Go through the entries below and write each one out exactly.
-- START --
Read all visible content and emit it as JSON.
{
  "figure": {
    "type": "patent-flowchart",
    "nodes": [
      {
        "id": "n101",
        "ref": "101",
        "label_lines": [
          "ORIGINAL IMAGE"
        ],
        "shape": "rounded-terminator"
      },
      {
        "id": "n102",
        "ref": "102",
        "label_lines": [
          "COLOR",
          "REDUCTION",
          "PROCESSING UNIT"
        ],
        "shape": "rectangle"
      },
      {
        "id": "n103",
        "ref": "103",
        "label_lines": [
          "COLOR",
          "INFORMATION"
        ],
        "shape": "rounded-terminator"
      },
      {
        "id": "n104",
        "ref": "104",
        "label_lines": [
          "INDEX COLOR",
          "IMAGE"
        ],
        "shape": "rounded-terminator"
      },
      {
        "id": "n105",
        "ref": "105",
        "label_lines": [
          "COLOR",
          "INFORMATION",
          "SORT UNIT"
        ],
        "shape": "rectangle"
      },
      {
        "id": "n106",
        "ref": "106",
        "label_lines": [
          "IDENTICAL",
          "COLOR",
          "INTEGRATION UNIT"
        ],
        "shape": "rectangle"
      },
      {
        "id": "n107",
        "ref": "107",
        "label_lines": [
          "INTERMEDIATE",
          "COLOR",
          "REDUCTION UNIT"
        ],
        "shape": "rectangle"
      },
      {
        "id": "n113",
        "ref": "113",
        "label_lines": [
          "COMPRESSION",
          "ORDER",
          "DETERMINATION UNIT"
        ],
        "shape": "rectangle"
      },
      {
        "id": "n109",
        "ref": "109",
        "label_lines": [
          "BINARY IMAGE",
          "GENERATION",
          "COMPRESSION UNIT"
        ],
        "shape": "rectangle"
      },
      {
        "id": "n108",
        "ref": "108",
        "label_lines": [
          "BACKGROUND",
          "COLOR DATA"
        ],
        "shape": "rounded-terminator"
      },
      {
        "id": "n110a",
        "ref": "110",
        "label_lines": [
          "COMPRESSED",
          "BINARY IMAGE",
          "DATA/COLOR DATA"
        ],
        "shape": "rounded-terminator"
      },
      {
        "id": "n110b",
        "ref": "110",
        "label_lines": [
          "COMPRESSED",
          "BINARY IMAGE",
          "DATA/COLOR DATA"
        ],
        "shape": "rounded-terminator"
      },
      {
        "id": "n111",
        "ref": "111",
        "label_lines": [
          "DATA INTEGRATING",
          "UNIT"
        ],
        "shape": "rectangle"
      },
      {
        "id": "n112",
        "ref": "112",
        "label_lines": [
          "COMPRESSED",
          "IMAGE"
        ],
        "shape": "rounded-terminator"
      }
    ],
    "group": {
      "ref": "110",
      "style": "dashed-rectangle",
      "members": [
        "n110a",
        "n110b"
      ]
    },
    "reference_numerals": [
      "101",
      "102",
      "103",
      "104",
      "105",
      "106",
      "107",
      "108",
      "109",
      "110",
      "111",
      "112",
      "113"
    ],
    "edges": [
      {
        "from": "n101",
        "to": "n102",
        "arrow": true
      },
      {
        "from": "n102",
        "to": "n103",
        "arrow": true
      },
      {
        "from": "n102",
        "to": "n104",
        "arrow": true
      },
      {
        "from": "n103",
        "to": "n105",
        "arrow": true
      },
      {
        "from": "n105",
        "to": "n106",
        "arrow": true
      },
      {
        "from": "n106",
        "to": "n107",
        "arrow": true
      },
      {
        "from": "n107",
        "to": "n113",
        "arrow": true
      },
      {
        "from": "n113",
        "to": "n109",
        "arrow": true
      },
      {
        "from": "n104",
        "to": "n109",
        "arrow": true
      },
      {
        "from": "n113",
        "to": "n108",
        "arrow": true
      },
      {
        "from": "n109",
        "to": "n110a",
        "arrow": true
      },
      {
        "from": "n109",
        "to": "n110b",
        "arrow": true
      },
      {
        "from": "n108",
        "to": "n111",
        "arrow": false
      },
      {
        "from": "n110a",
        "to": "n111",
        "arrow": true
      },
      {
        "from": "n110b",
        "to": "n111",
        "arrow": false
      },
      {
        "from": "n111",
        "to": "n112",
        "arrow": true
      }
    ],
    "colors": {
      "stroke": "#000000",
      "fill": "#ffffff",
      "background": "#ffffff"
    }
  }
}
-- END --
ANSWER:
Read all visible content and emit it as JSON.
{
  "figure": {
    "type": "patent-flowchart",
    "nodes": [
      {
        "id": "n101",
        "ref": "101",
        "label_lines": [
          "ORIGINAL IMAGE"
        ],
        "shape": "rounded-terminator"
      },
      {
        "id": "n102",
        "ref": "102",
        "label_lines": [
          "COLOR",
          "REDUCTION",
          "PROCESSING UNIT"
        ],
        "shape": "rectangle"
      },
      {
        "id": "n103",
        "ref": "103",
        "label_lines": [
          "COLOR",
          "INFORMATION"
        ],
        "shape": "rounded-terminator"
      },
      {
        "id": "n104",
        "ref": "104",
        "label_lines": [
          "INDEX COLOR",
          "IMAGE"
        ],
        "shape": "rounded-terminator"
      },
      {
        "id": "n105",
        "ref": "105",
        "label_lines": [
          "COLOR",
          "INFORMATION",
          "SORT UNIT"
        ],
        "shape": "rectangle"
      },
      {
        "id": "n106",
        "ref": "106",
        "label_lines": [
          "IDENTICAL",
          "COLOR",
          "INTEGRATION UNIT"
        ],
        "shape": "rectangle"
      },
      {
        "id": "n107",
        "ref": "107",
        "label_lines": [
          "INTERMEDIATE",
          "COLOR",
          "REDUCTION UNIT"
        ],
        "shape": "rectangle"
      },
      {
        "id": "n113",
        "ref": "113",
        "label_lines": [
          "COMPRESSION",
          "ORDER",
          "DETERMINATION UNIT"
        ],
        "shape": "rectangle"
      },
      {
        "id": "n109",
        "ref": "109",
        "label_lines": [
          "BINARY IMAGE",
          "GENERATION",
          "COMPRESSION UNIT"
        ],
        "shape": "rectangle"
      },
      {
        "id": "n108",
        "ref": "108",
        "label_lines": [
          "BACKGROUND",
          "COLOR DATA"
        ],
        "shape": "rounded-terminator"
      },
      {
        "id": "n110a",
        "ref": "110",
        "label_lines": [
          "COMPRESSED",
          "BINARY IMAGE",
          "DATA/COLOR DATA"
        ],
        "shape": "rounded-terminator"
      },
      {
        "id": "n110b",
        "ref": "110",
        "label_lines": [
          "COMPRESSED",
          "BINARY IMAGE",
          "DATA/COLOR DATA"
        ],
        "shape": "rounded-terminator"
      },
      {
        "id": "n111",
        "ref": "111",
        "label_lines": [
          "DATA INTEGRATING",
          "UNIT"
        ],
        "shape": "rectangle"
      },
      {
        "id": "n112",
        "ref": "112",
        "label_lines": [
          "COMPRESSED",
          "IMAGE"
        ],
        "shape": "rounded-terminator"
      }
    ],
    "group": {
      "ref": "110",
      "style": "dashed-rectangle",
      "members": [
        "n110a",
        "n110b"
      ]
    },
    "reference_numerals": [
      "101",
      "102",
      "103",
      "104",
      "105",
      "106",
      "107",
      "108",
      "109",
      "110",
      "111",
      "112",
      "113"
    ],
    "edges": [
      {
        "from": "n101",
        "to": "n102",
        "arrow": true
      },
      {
        "from": "n102",
        "to": "n103",
        "arrow": true
      },
      {
        "from": "n102",
        "to": "n104",
        "arrow": true
      },
      {
        "from": "n103",
        "to": "n105",
        "arrow": true
      },
      {
        "from": "n105",
        "to": "n106",
        "arrow": true
      },
      {
        "from": "n106",
        "to": "n107",
        "arrow": true
      },
      {
        "from": "n107",
        "to": "n113",
        "arrow": true
      },
      {
        "from": "n113",
        "to": "n109",
        "arrow": true
      },
      {
        "from": "n104",
        "to": "n109",
        "arrow": true
      },
      {
        "from": "n113",
        "to": "n108",
        "arrow": true
      },
      {
        "from": "n109",
        "to": "n110a",
        "arrow": true
      },
      {
        "from": "n109",
        "to": "n110b",
        "arrow": true
      },
      {
        "from": "n108",
        "to": "n111",
        "arrow": false
      },
      {
        "from": "n110a",
        "to": "n111",
        "arrow": true
      },
      {
        "from": "n110b",
        "to": "n111",
        "arrow": false
      },
      {
        "from": "n111",
        "to": "n112",
        "arrow": true
      }
    ],
    "colors": {
      "stroke": "#000000",
      "fill": "#ffffff",
      "background": "#ffffff"
    }
  }
}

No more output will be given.